■ GIVEN INSTRUCTION A ■
Edit the rows below, changing "chart" to "graph" and leaving everything else as it is. Omit the pictures from your version.

■ SOURCE TEXT ■
In Catholic theology, there is always an emphasis on the connection between the promises in the Old Testament and their fulfillment in the New Testament.
For instance, Jesus declared in Mathew 5:17: “do not think that I came to abolish the Law or the Prophets; I did not come to abolish, but to fulfill them.” On reconciliation, he said: “You have heard that it was said, ‘An eye for an eye and a tooth for a tooth.’ But I say to you, offer no resistance to one who is evil. When someone strikes you on your cheek, turn the other one to him as well” (Mathew 5:38-39). The laws he was referencing are these: “Burn for burn, wound for wound and stripe for stripe” (Exodus 21:25); “Fracture for fracture, eye for eye, tooth for tooth. Just as he injured the other person, the same must be inflicted on him” (Leviticus 24:20); “You must show no pity; life for life, eye for eye, tooth for tooth, hand for hand, and foot for foot” (Deuteronomy 19:21).
How did Jesus fulfill these laws of the Old Testament? It is pointless to do an extensive academic research on that, but simply to go back to his words and actions especially in the context of his arrest, trial and death. “One of those who accompanied Jesus put his hand to his sword, drew it and struck the high priest’s servant, cutting off his ear. Then Jesus said to him. “Put your sword back into its sheath, for all who take the sword will perish by the sword” (Mathew 26:51-52). When Jesus said: “Offer no resistance to one who is evil and when someone strikes you offer the other cheek,” he set Christianity on a path that is almost difficult to comprehend particularly through the lens of human nature. Our natural inclination is to suppress violence with an overwhelming stronger violence.

■ GIVEN INSTRUCTION B ■
Reproduce the passage on Catholic theology from "How did Jesus" up to and including "overwhelming stronger violence.".

■ AVAILABLE RECORDS ■
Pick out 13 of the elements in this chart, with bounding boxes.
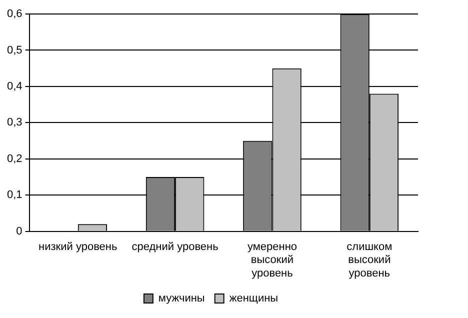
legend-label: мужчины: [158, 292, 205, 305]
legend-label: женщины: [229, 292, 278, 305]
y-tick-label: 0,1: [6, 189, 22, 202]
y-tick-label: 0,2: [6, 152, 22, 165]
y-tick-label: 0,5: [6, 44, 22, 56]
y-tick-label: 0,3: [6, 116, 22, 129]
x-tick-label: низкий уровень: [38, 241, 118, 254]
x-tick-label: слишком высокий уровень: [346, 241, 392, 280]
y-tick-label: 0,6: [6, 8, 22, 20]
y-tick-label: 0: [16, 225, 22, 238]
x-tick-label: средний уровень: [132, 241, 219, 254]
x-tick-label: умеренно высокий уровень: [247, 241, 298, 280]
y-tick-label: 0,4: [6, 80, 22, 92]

■ CORRECT OUTPUT A ■
Pick out 13 of the elements in this graph, with bounding boxes.
legend-label: мужчины: [158, 292, 205, 305]
legend-label: женщины: [229, 292, 278, 305]
y-tick-label: 0,1: [6, 189, 22, 202]
y-tick-label: 0,2: [6, 152, 22, 165]
y-tick-label: 0,5: [6, 44, 22, 56]
y-tick-label: 0,3: [6, 116, 22, 129]
x-tick-label: низкий уровень: [38, 241, 118, 254]
x-tick-label: слишком высокий уровень: [346, 241, 392, 280]
y-tick-label: 0,6: [6, 8, 22, 20]
y-tick-label: 0: [16, 225, 22, 238]
x-tick-label: средний уровень: [132, 241, 219, 254]
x-tick-label: умеренно высокий уровень: [247, 241, 298, 280]
y-tick-label: 0,4: [6, 80, 22, 92]

■ CORRECT OUTPUT B ■
How did Jesus fulfill these laws of the Old Testament? It is pointless to do an extensive academic research on that, but simply to go back to his words and actions especially in the context of his arrest, trial and death. “One of those who accompanied Jesus put his hand to his sword, drew it and struck the high priest’s servant, cutting off his ear. Then Jesus said to him. “Put your sword back into its sheath, for all who take the sword will perish by the sword” (Mathew 26:51-52). When Jesus said: “Offer no resistance to one who is evil and when someone strikes you offer the other cheek,” he set Christianity on a path that is almost difficult to comprehend particularly through the lens of human nature. Our natural inclination is to suppress violence with an overwhelming stronger violence.